▸ Directive:
Without including any pictures, write out all the entries exactly.

=== Given information ===

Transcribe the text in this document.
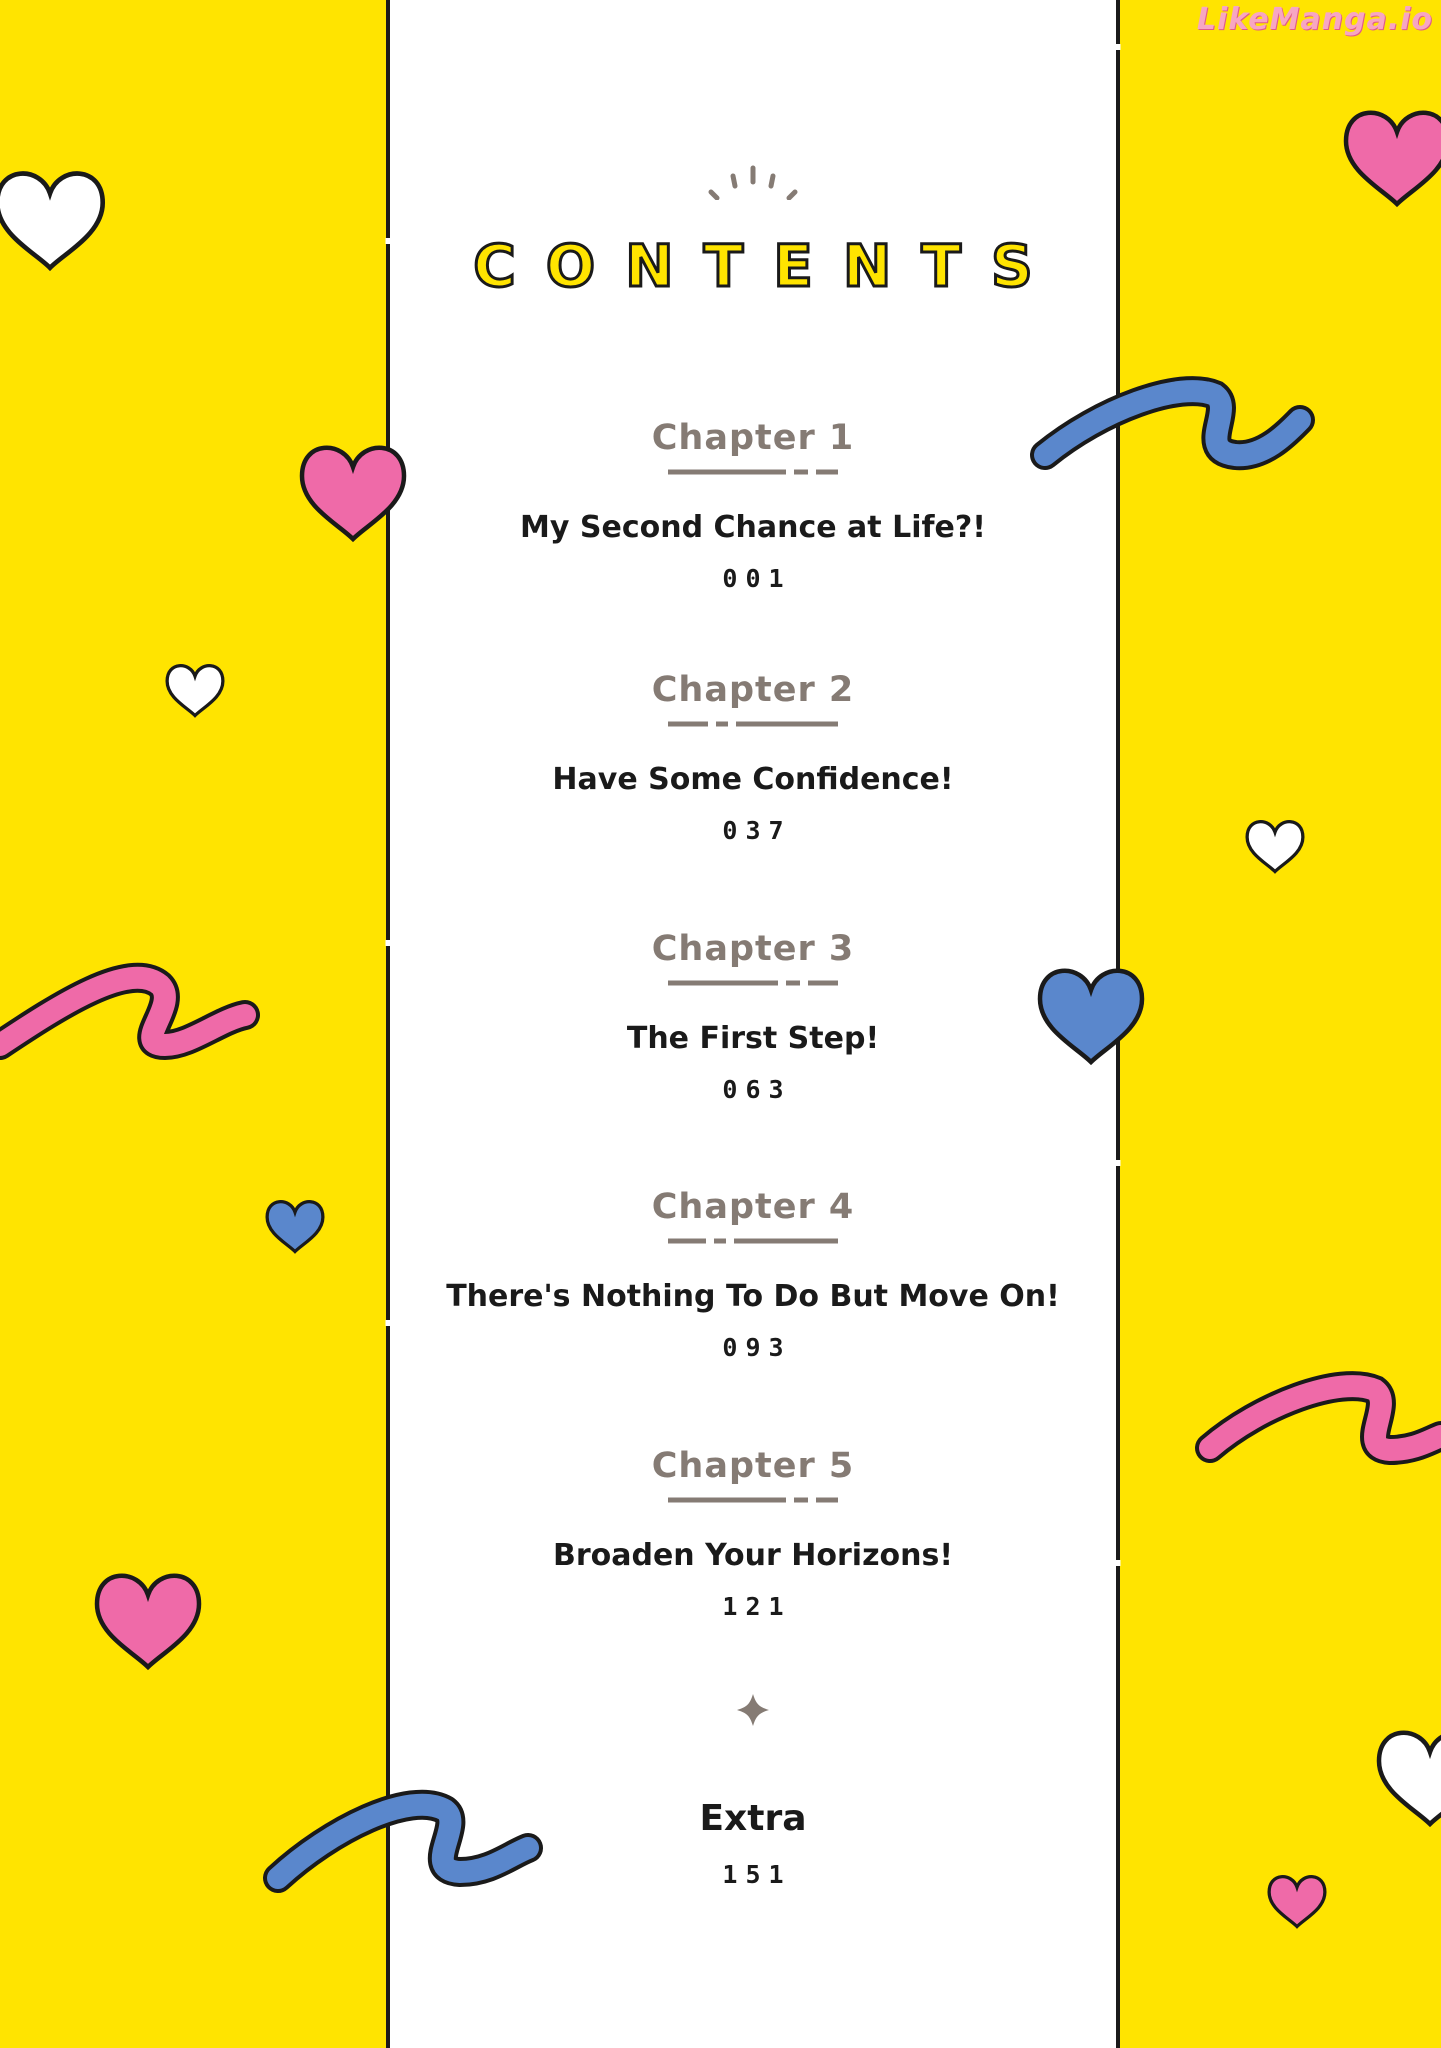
LikeManga.io
CONTENTS
Chapter 1
My Second Chance at Life?!
001
Chapter 2
Have Some Confidence!
037
Chapter 3
The First Step!
063
Chapter 4
There's Nothing To Do But Move On!
093
Chapter 5
Broaden Your Horizons!
121
Extra
151
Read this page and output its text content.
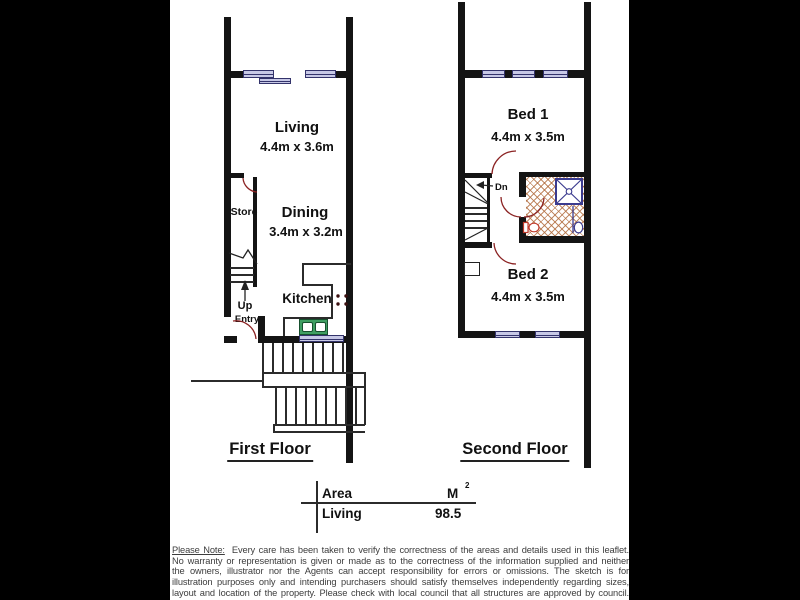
Living
4.4m x 3.6m
Dining
3.4m x 3.2m
Store
Kitchen
Up
Entry
First Floor
Bed 1
4.4m x 3.5m
Bed 2
4.4m x 3.5m
Dn
Second Floor
Area	M
2
Living	98.5
Please Note: Every care has been taken to verify the correctness of the areas and details used in this leaflet.
No warranty or representation is given or made as to the correctness of the information supplied and neither
the owners, illustrator nor the Agents can accept responsibility for errors or omissions. The sketch is for
illustration purposes only and intending purchasers should satisfy themselves independently regarding sizes,
layout and location of the property. Please check with local council that all structures are approved by council.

===

▸ Exercise response:
Transcribe the text in this document.
LikeManga.io
CONTENTS
Chapter 1
My Second Chance at Life?!
001
Chapter 2
Have Some Confidence!
037
Chapter 3
The First Step!
063
Chapter 4
There's Nothing To Do But Move On!
093
Chapter 5
Broaden Your Horizons!
121
Extra
151
Read this page and output its text content.
Living
4.4m x 3.6m
Dining
3.4m x 3.2m
Store
Kitchen
Up
Entry
First Floor
Bed 1
4.4m x 3.5m
Bed 2
4.4m x 3.5m
Dn
Second Floor
Area	M
2
Living	98.5
Please Note: Every care has been taken to verify the correctness of the areas and details used in this leaflet.
No warranty or representation is given or made as to the correctness of the information supplied and neither
the owners, illustrator nor the Agents can accept responsibility for errors or omissions. The sketch is for
illustration purposes only and intending purchasers should satisfy themselves independently regarding sizes,
layout and location of the property. Please check with local council that all structures are approved by council.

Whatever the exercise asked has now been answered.